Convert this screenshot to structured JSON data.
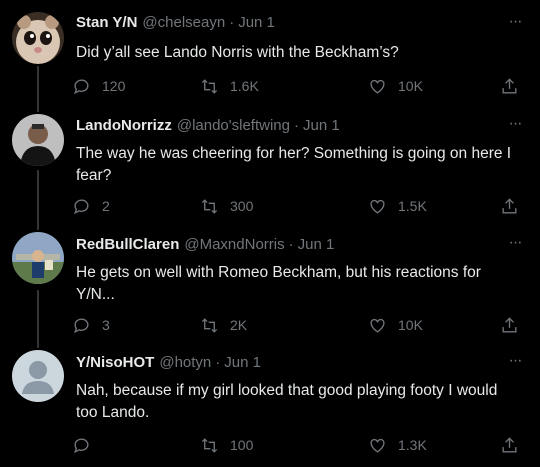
{
  "tweets": [
    {
      "name": "Stan Y/N",
      "handle": "@chelseayn",
      "sep": "·",
      "date": "Jun 1",
      "text": "Did y’all see Lando Norris with the Beckham’s?",
      "replies": "120",
      "retweets": "1.6K",
      "likes": "10K",
      "more": "···",
      "avatar_colors": [
        "#d9c7b4",
        "#8a6f57"
      ]
    },
    {
      "name": "LandoNorrizz",
      "handle": "@lando'sleftwing",
      "sep": "·",
      "date": "Jun 1",
      "text": "The way he was cheering for her? Something is going on here I fear?",
      "replies": "2",
      "retweets": "300",
      "likes": "1.5K",
      "more": "···",
      "avatar_colors": [
        "#c9c9c9",
        "#1a1a1a"
      ]
    },
    {
      "name": "RedBullClaren",
      "handle": "@MaxndNorris",
      "sep": "·",
      "date": "Jun 1",
      "text": "He gets on well with Romeo Beckham, but his reactions for Y/N...",
      "replies": "3",
      "retweets": "2K",
      "likes": "10K",
      "more": "···",
      "avatar_colors": [
        "#6a7d5a",
        "#8fa7c4"
      ]
    },
    {
      "name": "Y/NisoHOT",
      "handle": "@hotyn",
      "sep": "·",
      "date": "Jun 1",
      "text": "Nah, because if my girl looked that good playing footy I would too Lando.",
      "replies": "",
      "retweets": "100",
      "likes": "1.3K",
      "more": "···",
      "avatar_colors": [
        "#ccd6dd",
        "#8b98a5"
      ]
    }
  ],
  "icons": {
    "reply": "reply-icon",
    "retweet": "retweet-icon",
    "like": "like-icon",
    "share": "share-icon",
    "more": "more-icon"
  },
  "colors": {
    "background": "#000000",
    "text": "#e7e9ea",
    "muted": "#71767b",
    "thread_line": "#333639"
  }
}
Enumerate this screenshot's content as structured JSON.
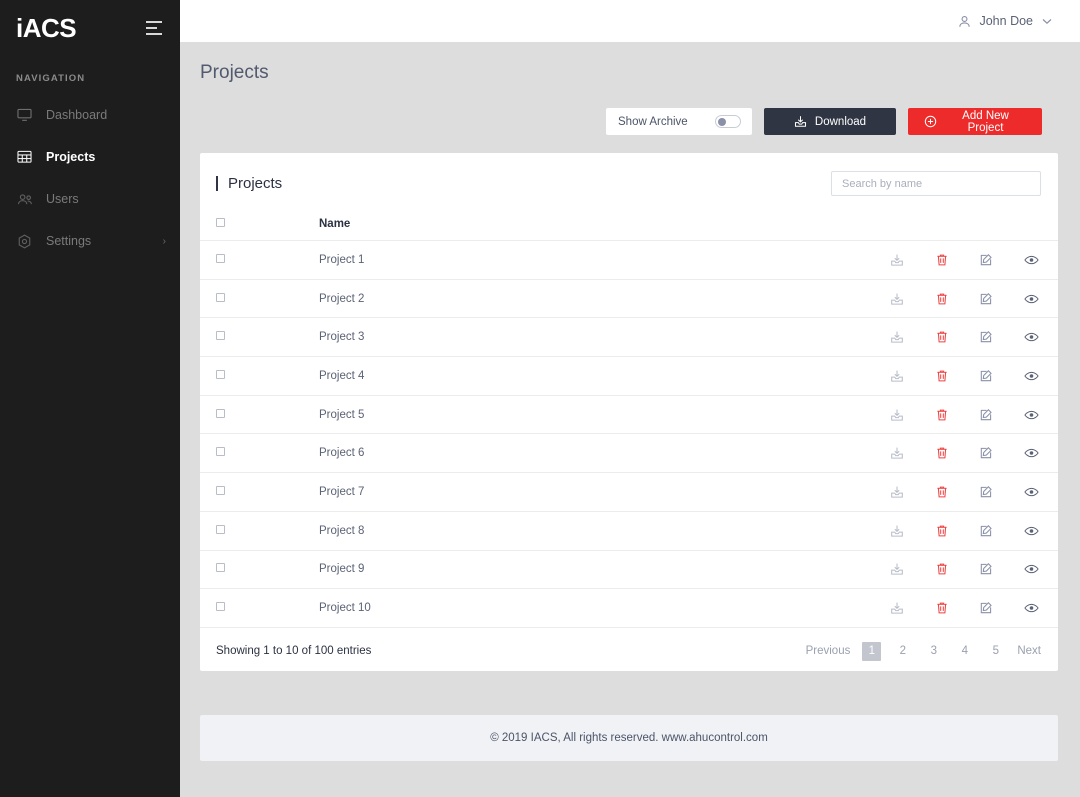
{
  "sidebar": {
    "brand": "iACS",
    "menu_icon": "hamburger-icon",
    "nav_title": "NAVIGATION",
    "items": [
      {
        "label": "Dashboard",
        "icon": "monitor-icon",
        "active": false
      },
      {
        "label": "Projects",
        "icon": "grid-building-icon",
        "active": true
      },
      {
        "label": "Users",
        "icon": "users-icon",
        "active": false
      },
      {
        "label": "Settings",
        "icon": "gear-icon",
        "active": false,
        "chevron": "›"
      }
    ]
  },
  "topbar": {
    "user_name": "John Doe",
    "user_icon": "user-icon",
    "chevron_icon": "chevron-down-icon"
  },
  "page": {
    "title": "Projects"
  },
  "toolbar": {
    "archive_label": "Show Archive",
    "archive_toggle_on": false,
    "download_label": "Download",
    "download_icon": "download-icon",
    "add_label": "Add New Project",
    "add_icon": "plus-circle-icon",
    "download_color": "#2f3542",
    "add_color": "#ee2b2b"
  },
  "card": {
    "title": "Projects",
    "search_placeholder": "Search by name",
    "search_value": ""
  },
  "table": {
    "columns": [
      "",
      "Name",
      ""
    ],
    "name_header": "Name",
    "row_actions": [
      {
        "icon": "download-tray-icon",
        "color": "#b9bdc9"
      },
      {
        "icon": "trash-icon",
        "color": "#ee4444"
      },
      {
        "icon": "edit-pencil-icon",
        "color": "#8a90a8"
      },
      {
        "icon": "eye-icon",
        "color": "#5b6275"
      }
    ],
    "rows": [
      {
        "name": "Project 1",
        "checked": false
      },
      {
        "name": "Project 2",
        "checked": false
      },
      {
        "name": "Project 3",
        "checked": false
      },
      {
        "name": "Project 4",
        "checked": false
      },
      {
        "name": "Project 5",
        "checked": false
      },
      {
        "name": "Project 6",
        "checked": false
      },
      {
        "name": "Project 7",
        "checked": false
      },
      {
        "name": "Project 8",
        "checked": false
      },
      {
        "name": "Project 9",
        "checked": false
      },
      {
        "name": "Project 10",
        "checked": false
      }
    ]
  },
  "pagination": {
    "entries_text": "Showing 1 to 10 of 100 entries",
    "previous_label": "Previous",
    "next_label": "Next",
    "pages": [
      "1",
      "2",
      "3",
      "4",
      "5"
    ],
    "active_page": "1"
  },
  "footer": {
    "text": "© 2019 IACS,  All rights reserved. www.ahucontrol.com"
  }
}
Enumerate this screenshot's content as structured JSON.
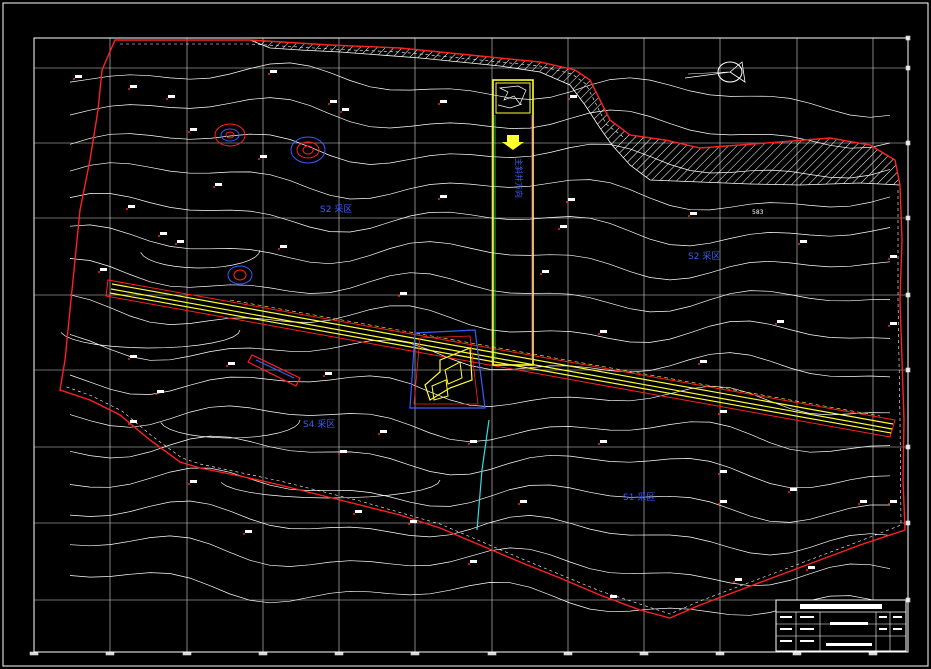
{
  "drawing": {
    "background": "#000000",
    "colors": {
      "frame": "#ffffff",
      "grid": "#ffffff",
      "contour": "#ffffff",
      "boundary": "#ff2020",
      "corridor": "#ffff33",
      "zone_text": "#3a5cff",
      "pipe": "#33dddd",
      "hatch": "#ffffff"
    }
  },
  "zones": [
    {
      "id": "z1",
      "label": "S2 采区"
    },
    {
      "id": "z2",
      "label": "S2 采区"
    },
    {
      "id": "z3",
      "label": "S4 采区"
    },
    {
      "id": "z4",
      "label": "S1 采区"
    }
  ],
  "shaft_label": "主斜井方向",
  "point_note": "583",
  "title_block": {
    "rows": [
      {
        "left": "",
        "mid": "",
        "right": ""
      },
      {
        "left": "",
        "mid": "",
        "right": ""
      },
      {
        "left": "",
        "mid": "",
        "right": ""
      },
      {
        "left": "",
        "mid": "",
        "right": ""
      }
    ]
  },
  "icons": [
    "north-arrow-icon",
    "direction-arrow-icon"
  ]
}
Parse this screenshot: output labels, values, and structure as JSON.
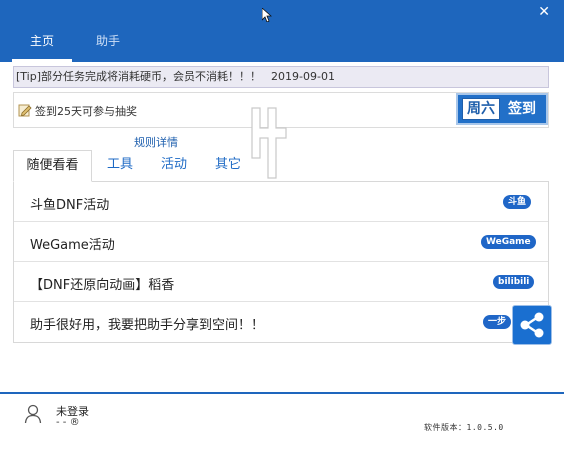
{
  "window": {
    "close_glyph": "✕"
  },
  "nav": {
    "tabs": [
      {
        "label": "主页",
        "active": true
      },
      {
        "label": "助手",
        "active": false
      }
    ]
  },
  "tip": {
    "text": "[Tip]部分任务完成将消耗硬币，会员不消耗！！！",
    "date": "2019-09-01"
  },
  "signin": {
    "text": "签到25天可参与抽奖",
    "day": "周六",
    "button_label": "签到",
    "rules_link": "规则详情"
  },
  "content_tabs": [
    {
      "label": "随便看看",
      "active": true
    },
    {
      "label": "工具",
      "active": false
    },
    {
      "label": "活动",
      "active": false
    },
    {
      "label": "其它",
      "active": false
    }
  ],
  "list": [
    {
      "label": "斗鱼DNF活动",
      "badge": "斗鱼"
    },
    {
      "label": "WeGame活动",
      "badge": "WeGame"
    },
    {
      "label": "【DNF还原向动画】稻香",
      "badge": "bilibili"
    },
    {
      "label": "助手很好用，我要把助手分享到空间！！",
      "badge": "一步"
    }
  ],
  "footer": {
    "login_label": "未登录",
    "login_sub": "- - ®",
    "version": "软件版本：1.0.5.0"
  },
  "colors": {
    "header": "#1e66bd",
    "badge": "#1f66c7",
    "tab_link": "#1e6ac5"
  },
  "icons": {
    "close": "close-icon",
    "sign": "pencil-note-icon",
    "share": "share-icon",
    "user": "user-icon",
    "logo": "logo-icon"
  }
}
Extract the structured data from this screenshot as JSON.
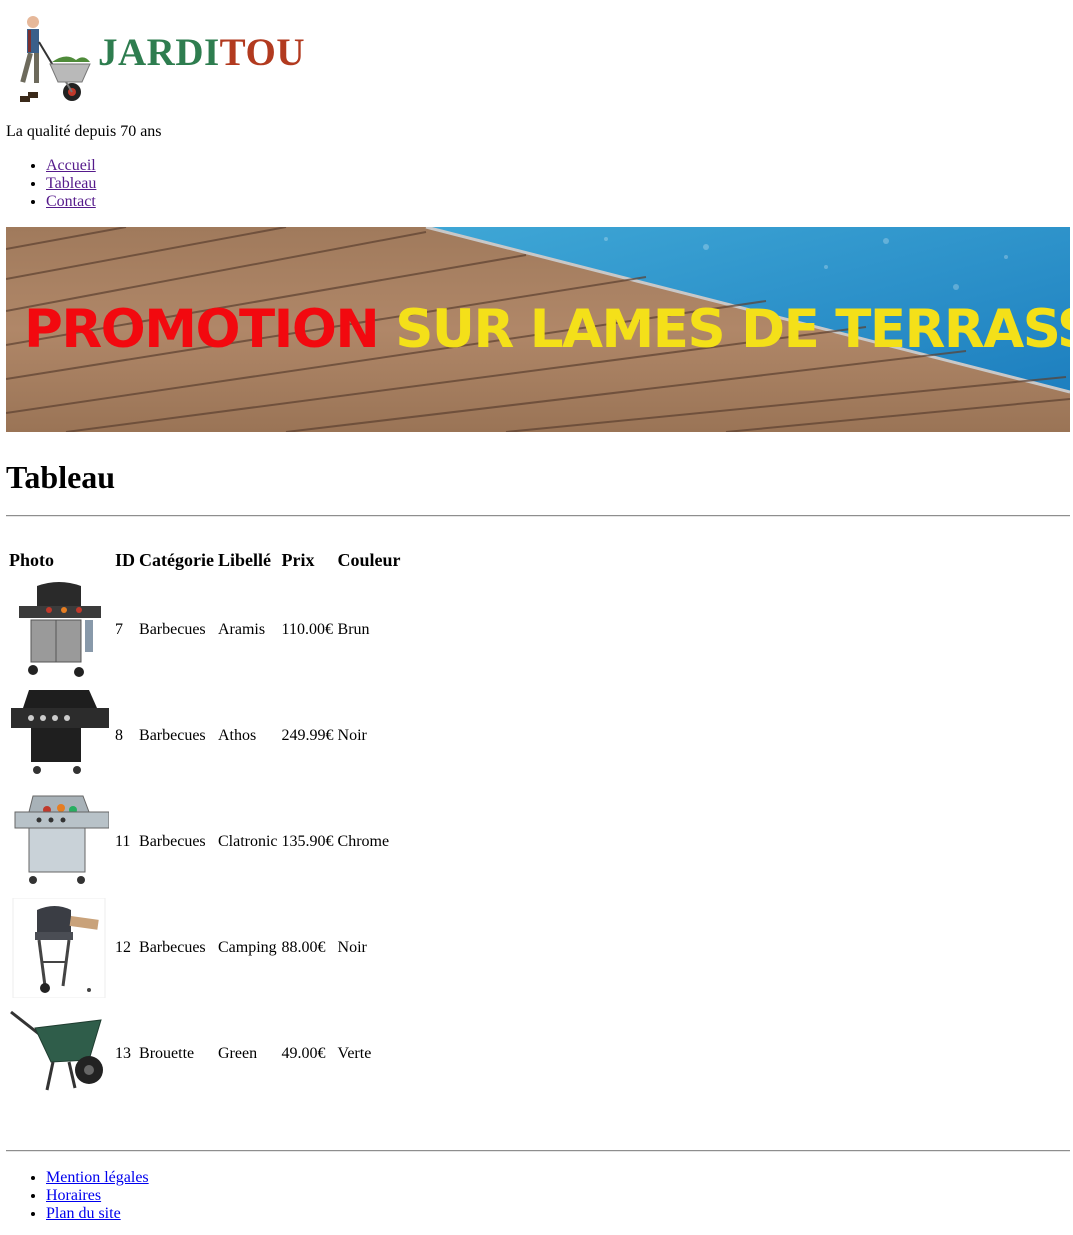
{
  "header": {
    "brand_part1": "JARDI",
    "brand_part2": "TOU",
    "brand_color1": "#2e7d4f",
    "brand_color2": "#b23a1f",
    "tagline": "La qualité depuis 70 ans"
  },
  "nav": {
    "items": [
      {
        "label": "Accueil"
      },
      {
        "label": "Tableau"
      },
      {
        "label": "Contact"
      }
    ]
  },
  "banner": {
    "part1": "PROMOTION",
    "part2": " SUR LAMES DE TERRASSE",
    "color1": "#f2090f",
    "color2": "#f4e019"
  },
  "page": {
    "title": "Tableau"
  },
  "table": {
    "headers": [
      "Photo",
      "ID",
      "Catégorie",
      "Libellé",
      "Prix",
      "Couleur"
    ],
    "rows": [
      {
        "image": "barbecue-grill-icon",
        "id": "7",
        "category": "Barbecues",
        "label": "Aramis",
        "price": "110.00€",
        "color": "Brun"
      },
      {
        "image": "barbecue-grill-icon",
        "id": "8",
        "category": "Barbecues",
        "label": "Athos",
        "price": "249.99€",
        "color": "Noir"
      },
      {
        "image": "barbecue-grill-icon",
        "id": "11",
        "category": "Barbecues",
        "label": "Clatronic",
        "price": "135.90€",
        "color": "Chrome"
      },
      {
        "image": "barbecue-grill-icon",
        "id": "12",
        "category": "Barbecues",
        "label": "Camping",
        "price": "88.00€",
        "color": "Noir"
      },
      {
        "image": "wheelbarrow-icon",
        "id": "13",
        "category": "Brouette",
        "label": "Green",
        "price": "49.00€",
        "color": "Verte"
      }
    ]
  },
  "footer": {
    "links": [
      {
        "label": "Mention légales"
      },
      {
        "label": "Horaires"
      },
      {
        "label": "Plan du site"
      }
    ]
  }
}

= = =

* _REQUIREMENTS_: Find each line that has the word "handle", then copy it out.

* _EXERCISE OUTPUT_:
      "handle": "@chelseayn",
      "handle": "@lando'sleftwing",
      "handle": "@MaxndNorris",
      "handle": "@hotyn",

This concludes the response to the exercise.